ZU BEARBEITENDE AUFGABE.
Fassen Sie den Text über das Duo „Zierwerk Barock“ in zwei Sätzen zusammen.

VORGEGEBENER TEXT.
▬▬▬▬▬▬
Anke Strobel und Amber McPherson von “Zierwerk Barock” erwecken mit jahrhundertealten Instrumenten Melodien aus dem Dornröschenschlaf. Besonders in der Krise ist ihre Musik nicht nur Beiwerk, sondern Stütze.

Anke Strobel und Amber McPherson sind "Zierwerk Barock". Foto: PR
Anke Strobel und Amber McPherson sind “Zierwerk Barock”. Foto: PR

Anke Strobel hebt ihre 250 Jahre alte Violine an den Hals – nicht ans Kinn, denn im Gegensatz zu ihren modernen Geschwistern ist am Korpus des Instruments keine Stütze angebracht. “Dadurch wird die Geige nicht festgeklemmt”, erläutert die Musikern. In den Schultern bildet sich weniger Spannung, der Körper kann flexibler mit dem Spiel mitgehen. Dafür können die Finger nicht so schnell am Hals der Geige nach oben greifen. Aber auf sehr hohe Töne muss die betagte Violine ohnehin sanft vorbereitet werden.
▬▬▬▬▬▬
BEREITGESTELLTES MATERIAL.
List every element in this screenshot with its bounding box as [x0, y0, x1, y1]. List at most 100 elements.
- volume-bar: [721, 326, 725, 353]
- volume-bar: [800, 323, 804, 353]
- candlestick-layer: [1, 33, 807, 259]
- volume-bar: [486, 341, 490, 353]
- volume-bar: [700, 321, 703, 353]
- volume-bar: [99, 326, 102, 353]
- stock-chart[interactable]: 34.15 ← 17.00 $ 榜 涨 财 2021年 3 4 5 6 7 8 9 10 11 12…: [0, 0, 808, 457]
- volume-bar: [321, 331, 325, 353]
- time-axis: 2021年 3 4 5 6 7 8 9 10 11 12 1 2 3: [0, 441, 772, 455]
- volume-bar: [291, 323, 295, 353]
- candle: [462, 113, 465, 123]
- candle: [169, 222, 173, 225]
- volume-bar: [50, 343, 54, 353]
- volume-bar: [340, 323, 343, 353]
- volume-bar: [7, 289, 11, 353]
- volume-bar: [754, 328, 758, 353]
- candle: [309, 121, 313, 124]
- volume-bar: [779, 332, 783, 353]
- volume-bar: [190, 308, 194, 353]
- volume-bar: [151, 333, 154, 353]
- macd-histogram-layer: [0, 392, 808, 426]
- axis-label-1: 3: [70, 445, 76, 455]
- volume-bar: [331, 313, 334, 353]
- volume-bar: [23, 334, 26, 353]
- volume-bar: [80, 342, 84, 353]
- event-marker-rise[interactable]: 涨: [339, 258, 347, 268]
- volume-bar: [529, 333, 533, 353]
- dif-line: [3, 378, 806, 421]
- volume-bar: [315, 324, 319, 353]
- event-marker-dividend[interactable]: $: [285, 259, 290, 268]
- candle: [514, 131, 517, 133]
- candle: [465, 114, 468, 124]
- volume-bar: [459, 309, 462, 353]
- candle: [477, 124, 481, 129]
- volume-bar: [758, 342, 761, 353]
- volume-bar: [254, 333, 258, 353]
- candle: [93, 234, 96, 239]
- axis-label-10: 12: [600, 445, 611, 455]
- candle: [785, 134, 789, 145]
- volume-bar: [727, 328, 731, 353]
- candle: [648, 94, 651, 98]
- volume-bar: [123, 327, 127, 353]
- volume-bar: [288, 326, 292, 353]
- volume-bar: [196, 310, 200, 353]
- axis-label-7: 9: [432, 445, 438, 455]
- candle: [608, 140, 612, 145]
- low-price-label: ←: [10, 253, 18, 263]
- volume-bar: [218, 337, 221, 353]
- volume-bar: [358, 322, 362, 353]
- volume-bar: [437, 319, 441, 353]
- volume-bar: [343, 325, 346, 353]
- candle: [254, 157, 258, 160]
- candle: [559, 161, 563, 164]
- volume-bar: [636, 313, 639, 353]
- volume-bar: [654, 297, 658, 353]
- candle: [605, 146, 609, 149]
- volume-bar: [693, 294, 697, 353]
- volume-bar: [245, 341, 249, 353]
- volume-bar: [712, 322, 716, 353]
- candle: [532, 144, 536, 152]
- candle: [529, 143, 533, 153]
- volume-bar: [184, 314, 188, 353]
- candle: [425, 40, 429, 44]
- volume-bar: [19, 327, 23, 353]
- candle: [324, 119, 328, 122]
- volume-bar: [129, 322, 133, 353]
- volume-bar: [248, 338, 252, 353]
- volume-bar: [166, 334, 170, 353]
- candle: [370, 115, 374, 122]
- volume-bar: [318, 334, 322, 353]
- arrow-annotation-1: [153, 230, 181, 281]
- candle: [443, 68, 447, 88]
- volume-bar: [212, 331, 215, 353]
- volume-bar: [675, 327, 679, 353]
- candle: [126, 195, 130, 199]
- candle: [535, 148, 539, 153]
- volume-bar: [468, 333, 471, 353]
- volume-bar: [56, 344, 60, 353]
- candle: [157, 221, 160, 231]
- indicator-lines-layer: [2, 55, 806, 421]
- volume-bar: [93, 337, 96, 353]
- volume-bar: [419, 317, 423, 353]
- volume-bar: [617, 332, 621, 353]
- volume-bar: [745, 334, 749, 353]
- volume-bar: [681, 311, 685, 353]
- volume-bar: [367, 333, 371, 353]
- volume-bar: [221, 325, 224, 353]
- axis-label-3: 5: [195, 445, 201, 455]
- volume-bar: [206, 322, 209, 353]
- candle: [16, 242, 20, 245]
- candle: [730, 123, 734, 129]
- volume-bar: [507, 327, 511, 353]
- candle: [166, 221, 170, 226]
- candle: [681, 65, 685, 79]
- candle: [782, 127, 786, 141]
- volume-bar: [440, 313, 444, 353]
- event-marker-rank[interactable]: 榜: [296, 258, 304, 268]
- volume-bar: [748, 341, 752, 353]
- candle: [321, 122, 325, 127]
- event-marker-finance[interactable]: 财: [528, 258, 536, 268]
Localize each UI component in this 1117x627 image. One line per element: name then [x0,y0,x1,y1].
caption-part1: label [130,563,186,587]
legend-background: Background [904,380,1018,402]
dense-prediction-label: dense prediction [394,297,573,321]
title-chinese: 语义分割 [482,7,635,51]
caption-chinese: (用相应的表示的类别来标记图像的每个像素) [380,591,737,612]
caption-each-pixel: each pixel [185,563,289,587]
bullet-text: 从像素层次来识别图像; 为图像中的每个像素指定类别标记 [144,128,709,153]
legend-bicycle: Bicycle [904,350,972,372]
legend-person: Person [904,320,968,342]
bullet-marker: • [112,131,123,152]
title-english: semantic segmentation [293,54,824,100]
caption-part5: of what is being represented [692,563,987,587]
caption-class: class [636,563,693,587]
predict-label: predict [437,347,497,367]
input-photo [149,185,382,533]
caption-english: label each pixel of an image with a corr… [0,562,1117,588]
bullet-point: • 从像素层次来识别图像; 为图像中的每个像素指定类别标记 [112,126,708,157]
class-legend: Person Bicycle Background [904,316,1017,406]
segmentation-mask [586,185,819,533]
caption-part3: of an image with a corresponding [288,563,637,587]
▬▬▬▬▬▬
BEARBEITETE AUFGABE.
Anke Strobel und Amber McPherson bilden das Duo „Zierwerk Barock“ und erwecken mit jahrhundertealten Instrumenten Melodien aus dem Dornröschenschlaf. Strobel setzt ihre 250 Jahre alte Violine, an deren Korpus keine Stütze angebracht ist, an den Hals statt ans Kinn, wodurch sich weniger Spannung in den Schultern bildet, die Finger jedoch nicht so schnell am Hals der Geige nach oben greifen können.